WHAT IS NEEDED:
Your task is to extract every entry that follows word for word while excluding the pictures.

EXTRACTED INFORMATION:

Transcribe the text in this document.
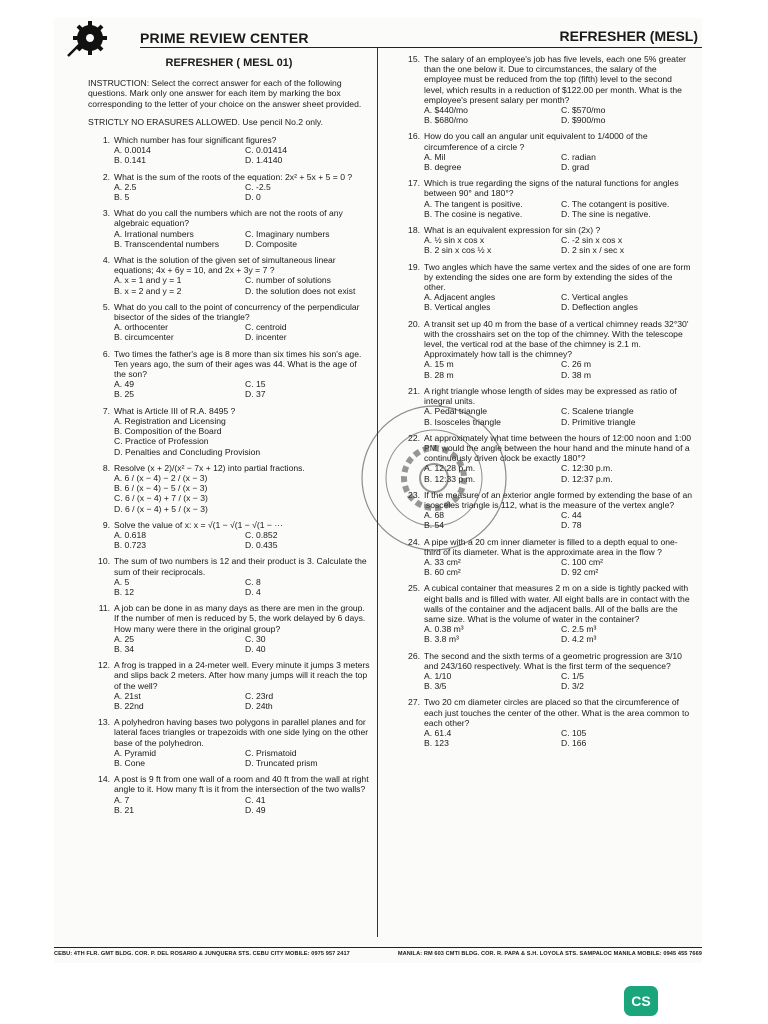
PRIME REVIEW CENTER	REFRESHER (MESL)
REFRESHER ( MESL 01)
INSTRUCTION: Select the correct answer for each of the following questions. Mark only one answer for each item by marking the box corresponding to the letter of your choice on the answer sheet provided.
STRICTLY NO ERASURES ALLOWED. Use pencil No.2 only.
1. Which number has four significant figures?
A. 0.0014	C. 0.01414
B. 0.141	D. 1.4140
2. What is the sum of the roots of the equation: 2x² + 5x + 5 = 0 ?
A. 2.5	C. -2.5
B. 5	D. 0
3. What do you call the numbers which are not the roots of any algebraic equation?
A. Irrational numbers	C. Imaginary numbers
B. Transcendental numbers	D. Composite
4. What is the solution of the given set of simultaneous linear equations; 4x + 6y = 10, and 2x + 3y = 7 ?
A. x = 1 and y = 1	C. number of solutions
B. x = 2 and y = 2	D. the solution does not exist
5. What do you call to the point of concurrency of the perpendicular bisector of the sides of the triangle?
A. orthocenter	C. centroid
B. circumcenter	D. incenter
6. Two times the father's age is 8 more than six times his son's age. Ten years ago, the sum of their ages was 44. What is the age of the son?
A. 49	C. 15
B. 25	D. 37
7. What is Article III of R.A. 8495 ?
A. Registration and Licensing
B. Composition of the Board
C. Practice of Profession
D. Penalties and Concluding Provision
8. Resolve (x + 2)/(x² − 7x + 12) into partial fractions.
A. 6 / (x − 4) − 2 / (x − 3)
B. 6 / (x − 4) − 5 / (x − 3)
C. 6 / (x − 4) + 7 / (x − 3)
D. 6 / (x − 4) + 5 / (x − 3)
9. Solve the value of x: x = √(1 − √(1 − √(1 − ···
A. 0.618	C. 0.852
B. 0.723	D. 0.435
10. The sum of two numbers is 12 and their product is 3. Calculate the sum of their reciprocals.
A. 5	C. 8
B. 12	D. 4
11. A job can be done in as many days as there are men in the group. If the number of men is reduced by 5, the work delayed by 6 days. How many were there in the original group?
A. 25	C. 30
B. 34	D. 40
12. A frog is trapped in a 24-meter well. Every minute it jumps 3 meters and slips back 2 meters. After how many jumps will it reach the top of the well?
A. 21st	C. 23rd
B. 22nd	D. 24th
13. A polyhedron having bases two polygons in parallel planes and for lateral faces triangles or trapezoids with one side lying on the other base of the polyhedron.
A. Pyramid	C. Prismatoid
B. Cone	D. Truncated prism
14. A post is 9 ft from one wall of a room and 40 ft from the wall at right angle to it. How many ft is it from the intersection of the two walls?
A. 7	C. 41
B. 21	D. 49
15. The salary of an employee's job has five levels, each one 5% greater than the one below it. Due to circumstances, the salary of the employee must be reduced from the top (fifth) level to the second level, which results in a reduction of $122.00 per month. What is the employee's present salary per month?
A. $440/mo	C. $570/mo
B. $680/mo	D. $900/mo
16. How do you call an angular unit equivalent to 1/4000 of the circumference of a circle ?
A. Mil	C. radian
B. degree	D. grad
17. Which is true regarding the signs of the natural functions for angles between 90° and 180°?
A. The tangent is positive.	C. The cotangent is positive.
B. The cosine is negative.	D. The sine is negative.
18. What is an equivalent expression for sin (2x) ?
A. ½ sin x cos x	C. -2 sin x cos x
B. 2 sin x cos ½ x	D. 2 sin x / sec x
19. Two angles which have the same vertex and the sides of one are form by extending the sides one are form by extending the sides of the other.
A. Adjacent angles	C. Vertical angles
B. Vertical angles	D. Deflection angles
20. A transit set up 40 m from the base of a vertical chimney reads 32°30' with the crosshairs set on the top of the chimney. With the telescope level, the vertical rod at the base of the chimney is 2.1 m. Approximately how tall is the chimney?
A. 15 m	C. 26 m
B. 28 m	D. 38 m
21. A right triangle whose length of sides may be expressed as ratio of integral units.
A. Pedal triangle	C. Scalene triangle
B. Isosceles triangle	D. Primitive triangle
22. At approximately what time between the hours of 12:00 noon and 1:00 PM, would the angle between the hour hand and the minute hand of a continuously driven clock be exactly 180°?
A. 12:28 p.m.	C. 12:30 p.m.
B. 12:33 p.m.	D. 12:37 p.m.
23. If the measure of an exterior angle formed by extending the base of an isosceles triangle is 112, what is the measure of the vertex angle?
A. 68	C. 44
B. 54	D. 78
24. A pipe with a 20 cm inner diameter is filled to a depth equal to one-third of its diameter. What is the approximate area in the flow ?
A. 33 cm²	C. 100 cm²
B. 60 cm²	D. 92 cm²
25. A cubical container that measures 2 m on a side is tightly packed with eight balls and is filled with water. All eight balls are in contact with the walls of the container and the adjacent balls. All of the balls are the same size. What is the volume of water in the container?
A. 0.38 m³	C. 2.5 m³
B. 3.8 m³	D. 4.2 m³
26. The second and the sixth terms of a geometric progression are 3/10 and 243/160 respectively. What is the first term of the sequence?
A. 1/10	C. 1/5
B. 3/5	D. 3/2
27. Two 20 cm diameter circles are placed so that the circumference of each just touches the center of the other. What is the area common to each other?
A. 61.4	C. 105
B. 123	D. 166
CEBU: 4TH FLR. GMT BLDG. COR. P. DEL ROSARIO & JUNQUERA STS. CEBU CITY MOBILE: 0975 957 2417	MANILA: RM 603 CMTI BLDG. COR. R. PAPA & S.H. LOYOLA STS. SAMPALOC MANILA MOBILE: 0945 455 7669
CS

FINAL RESULT:
Transcribe the text in this document.
PRIME REVIEW CENTER	REFRESHER (MESL)
REFRESHER ( MESL 01)
INSTRUCTION: Select the correct answer for each of the following questions. Mark only one answer for each item by marking the box corresponding to the letter of your choice on the answer sheet provided.
STRICTLY NO ERASURES ALLOWED. Use pencil No.2 only.
1. Which number has four significant figures?
A. 0.0014	C. 0.01414
B. 0.141	D. 1.4140
2. What is the sum of the roots of the equation: 2x² + 5x + 5 = 0 ?
A. 2.5	C. -2.5
B. 5	D. 0
3. What do you call the numbers which are not the roots of any algebraic equation?
A. Irrational numbers	C. Imaginary numbers
B. Transcendental numbers	D. Composite
4. What is the solution of the given set of simultaneous linear equations; 4x + 6y = 10, and 2x + 3y = 7 ?
A. x = 1 and y = 1	C. number of solutions
B. x = 2 and y = 2	D. the solution does not exist
5. What do you call to the point of concurrency of the perpendicular bisector of the sides of the triangle?
A. orthocenter	C. centroid
B. circumcenter	D. incenter
6. Two times the father's age is 8 more than six times his son's age. Ten years ago, the sum of their ages was 44. What is the age of the son?
A. 49	C. 15
B. 25	D. 37
7. What is Article III of R.A. 8495 ?
A. Registration and Licensing
B. Composition of the Board
C. Practice of Profession
D. Penalties and Concluding Provision
8. Resolve (x + 2)/(x² − 7x + 12) into partial fractions.
A. 6 / (x − 4) − 2 / (x − 3)
B. 6 / (x − 4) − 5 / (x − 3)
C. 6 / (x − 4) + 7 / (x − 3)
D. 6 / (x − 4) + 5 / (x − 3)
9. Solve the value of x: x = √(1 − √(1 − √(1 − ···
A. 0.618	C. 0.852
B. 0.723	D. 0.435
10. The sum of two numbers is 12 and their product is 3. Calculate the sum of their reciprocals.
A. 5	C. 8
B. 12	D. 4
11. A job can be done in as many days as there are men in the group. If the number of men is reduced by 5, the work delayed by 6 days. How many were there in the original group?
A. 25	C. 30
B. 34	D. 40
12. A frog is trapped in a 24-meter well. Every minute it jumps 3 meters and slips back 2 meters. After how many jumps will it reach the top of the well?
A. 21st	C. 23rd
B. 22nd	D. 24th
13. A polyhedron having bases two polygons in parallel planes and for lateral faces triangles or trapezoids with one side lying on the other base of the polyhedron.
A. Pyramid	C. Prismatoid
B. Cone	D. Truncated prism
14. A post is 9 ft from one wall of a room and 40 ft from the wall at right angle to it. How many ft is it from the intersection of the two walls?
A. 7	C. 41
B. 21	D. 49
15. The salary of an employee's job has five levels, each one 5% greater than the one below it. Due to circumstances, the salary of the employee must be reduced from the top (fifth) level to the second level, which results in a reduction of $122.00 per month. What is the employee's present salary per month?
A. $440/mo	C. $570/mo
B. $680/mo	D. $900/mo
16. How do you call an angular unit equivalent to 1/4000 of the circumference of a circle ?
A. Mil	C. radian
B. degree	D. grad
17. Which is true regarding the signs of the natural functions for angles between 90° and 180°?
A. The tangent is positive.	C. The cotangent is positive.
B. The cosine is negative.	D. The sine is negative.
18. What is an equivalent expression for sin (2x) ?
A. ½ sin x cos x	C. -2 sin x cos x
B. 2 sin x cos ½ x	D. 2 sin x / sec x
19. Two angles which have the same vertex and the sides of one are form by extending the sides one are form by extending the sides of the other.
A. Adjacent angles	C. Vertical angles
B. Vertical angles	D. Deflection angles
20. A transit set up 40 m from the base of a vertical chimney reads 32°30' with the crosshairs set on the top of the chimney. With the telescope level, the vertical rod at the base of the chimney is 2.1 m. Approximately how tall is the chimney?
A. 15 m	C. 26 m
B. 28 m	D. 38 m
21. A right triangle whose length of sides may be expressed as ratio of integral units.
A. Pedal triangle	C. Scalene triangle
B. Isosceles triangle	D. Primitive triangle
22. At approximately what time between the hours of 12:00 noon and 1:00 PM, would the angle between the hour hand and the minute hand of a continuously driven clock be exactly 180°?
A. 12:28 p.m.	C. 12:30 p.m.
B. 12:33 p.m.	D. 12:37 p.m.
23. If the measure of an exterior angle formed by extending the base of an isosceles triangle is 112, what is the measure of the vertex angle?
A. 68	C. 44
B. 54	D. 78
24. A pipe with a 20 cm inner diameter is filled to a depth equal to one-third of its diameter. What is the approximate area in the flow ?
A. 33 cm²	C. 100 cm²
B. 60 cm²	D. 92 cm²
25. A cubical container that measures 2 m on a side is tightly packed with eight balls and is filled with water. All eight balls are in contact with the walls of the container and the adjacent balls. All of the balls are the same size. What is the volume of water in the container?
A. 0.38 m³	C. 2.5 m³
B. 3.8 m³	D. 4.2 m³
26. The second and the sixth terms of a geometric progression are 3/10 and 243/160 respectively. What is the first term of the sequence?
A. 1/10	C. 1/5
B. 3/5	D. 3/2
27. Two 20 cm diameter circles are placed so that the circumference of each just touches the center of the other. What is the area common to each other?
A. 61.4	C. 105
B. 123	D. 166
CEBU: 4TH FLR. GMT BLDG. COR. P. DEL ROSARIO & JUNQUERA STS. CEBU CITY MOBILE: 0975 957 2417	MANILA: RM 603 CMTI BLDG. COR. R. PAPA & S.H. LOYOLA STS. SAMPALOC MANILA MOBILE: 0945 455 7669
CS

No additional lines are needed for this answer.